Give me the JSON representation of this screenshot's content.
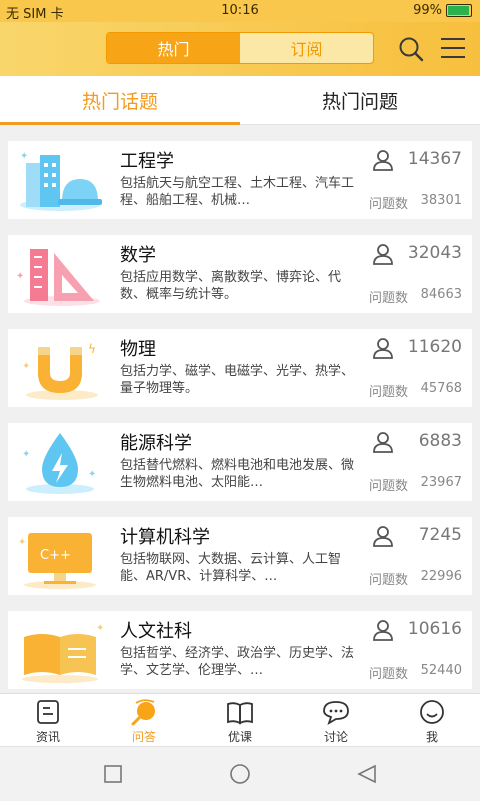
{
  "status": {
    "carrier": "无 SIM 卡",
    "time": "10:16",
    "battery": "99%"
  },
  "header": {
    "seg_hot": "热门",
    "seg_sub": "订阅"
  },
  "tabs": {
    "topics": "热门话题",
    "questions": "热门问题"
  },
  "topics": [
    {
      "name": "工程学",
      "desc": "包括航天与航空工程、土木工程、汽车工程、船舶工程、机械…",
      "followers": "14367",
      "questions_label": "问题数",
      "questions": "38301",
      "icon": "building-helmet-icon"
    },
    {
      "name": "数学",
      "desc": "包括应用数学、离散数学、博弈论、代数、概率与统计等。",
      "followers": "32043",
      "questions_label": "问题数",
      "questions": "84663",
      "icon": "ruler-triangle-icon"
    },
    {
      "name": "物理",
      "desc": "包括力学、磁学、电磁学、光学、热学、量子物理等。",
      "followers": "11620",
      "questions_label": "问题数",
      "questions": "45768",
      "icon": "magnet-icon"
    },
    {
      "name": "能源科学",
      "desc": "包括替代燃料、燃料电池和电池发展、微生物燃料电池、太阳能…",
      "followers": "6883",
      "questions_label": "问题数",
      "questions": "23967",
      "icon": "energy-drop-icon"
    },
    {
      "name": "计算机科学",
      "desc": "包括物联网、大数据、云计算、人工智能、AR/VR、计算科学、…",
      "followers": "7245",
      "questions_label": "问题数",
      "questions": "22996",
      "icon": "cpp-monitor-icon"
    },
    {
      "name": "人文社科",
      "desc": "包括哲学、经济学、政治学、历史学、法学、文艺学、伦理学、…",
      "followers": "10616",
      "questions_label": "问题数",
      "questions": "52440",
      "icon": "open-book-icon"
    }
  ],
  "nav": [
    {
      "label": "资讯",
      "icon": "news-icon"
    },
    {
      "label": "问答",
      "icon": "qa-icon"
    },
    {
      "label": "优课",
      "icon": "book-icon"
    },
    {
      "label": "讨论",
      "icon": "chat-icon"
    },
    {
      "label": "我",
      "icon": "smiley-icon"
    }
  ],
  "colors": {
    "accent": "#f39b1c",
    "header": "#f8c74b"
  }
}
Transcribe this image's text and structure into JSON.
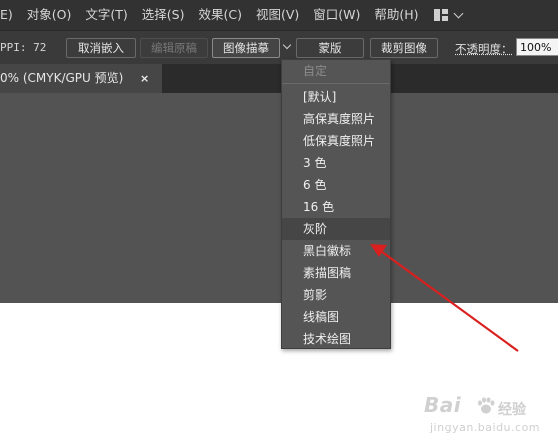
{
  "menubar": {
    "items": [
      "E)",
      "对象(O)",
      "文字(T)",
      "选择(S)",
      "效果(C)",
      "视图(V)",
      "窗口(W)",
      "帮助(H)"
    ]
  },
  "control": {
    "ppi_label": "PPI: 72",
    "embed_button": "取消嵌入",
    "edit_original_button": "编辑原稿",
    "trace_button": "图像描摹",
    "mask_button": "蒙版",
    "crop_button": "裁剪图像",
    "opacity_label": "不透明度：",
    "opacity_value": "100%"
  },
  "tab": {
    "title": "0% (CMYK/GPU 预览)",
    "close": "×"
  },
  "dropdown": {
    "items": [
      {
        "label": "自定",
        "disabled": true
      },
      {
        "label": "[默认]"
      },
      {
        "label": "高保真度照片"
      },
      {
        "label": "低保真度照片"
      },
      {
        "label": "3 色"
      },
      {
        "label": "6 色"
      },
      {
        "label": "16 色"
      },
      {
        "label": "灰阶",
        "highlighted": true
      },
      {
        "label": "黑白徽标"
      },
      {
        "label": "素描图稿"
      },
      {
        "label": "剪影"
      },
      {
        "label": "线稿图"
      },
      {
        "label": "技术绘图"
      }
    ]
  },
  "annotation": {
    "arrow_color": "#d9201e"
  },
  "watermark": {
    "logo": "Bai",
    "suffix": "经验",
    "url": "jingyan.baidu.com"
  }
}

☆ ☆ ☆ ☆

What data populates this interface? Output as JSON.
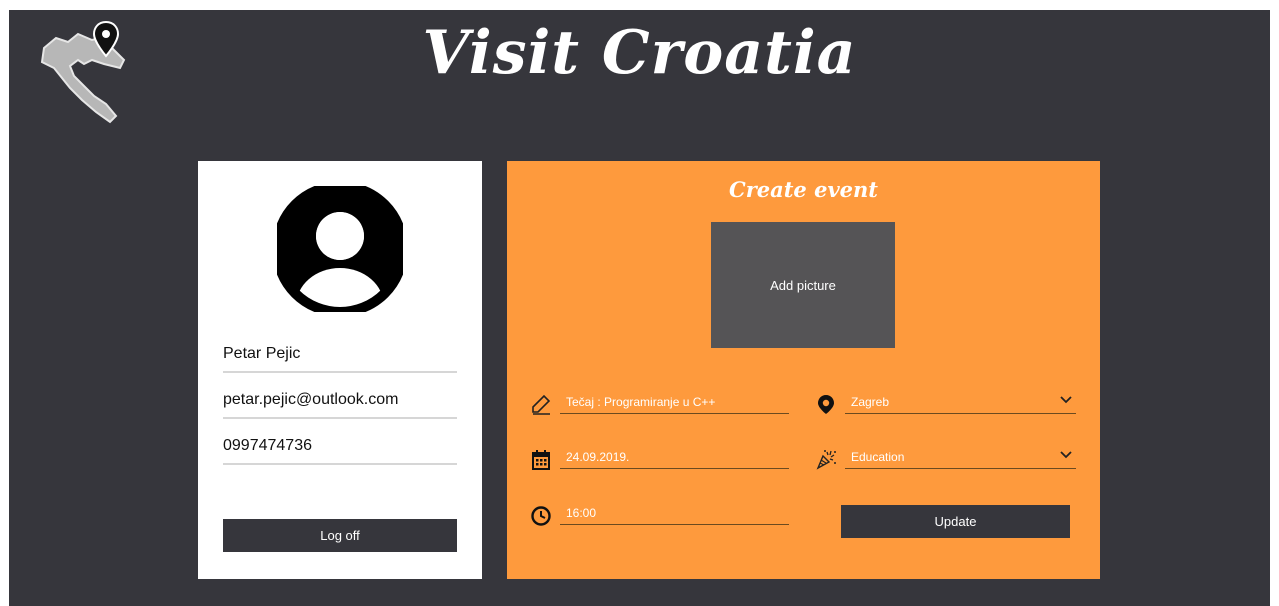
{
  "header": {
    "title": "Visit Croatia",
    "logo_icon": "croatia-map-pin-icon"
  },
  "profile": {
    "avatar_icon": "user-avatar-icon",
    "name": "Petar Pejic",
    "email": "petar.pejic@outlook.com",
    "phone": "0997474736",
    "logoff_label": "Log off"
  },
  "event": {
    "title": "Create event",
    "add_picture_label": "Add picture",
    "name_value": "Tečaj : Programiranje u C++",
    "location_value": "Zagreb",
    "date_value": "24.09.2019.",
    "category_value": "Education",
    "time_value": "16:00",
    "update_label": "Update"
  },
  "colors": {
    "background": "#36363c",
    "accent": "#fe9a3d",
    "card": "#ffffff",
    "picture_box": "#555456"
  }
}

☆ ☆ ☆ ☆

• _Exercise directions_
From the listing above, copy every line that holds the string "this".

• _Solution_
Give me the JSON representation of this screenshot's content.
Transcribe this image's text and structure into JSON.
What data populates this interface? Output as JSON.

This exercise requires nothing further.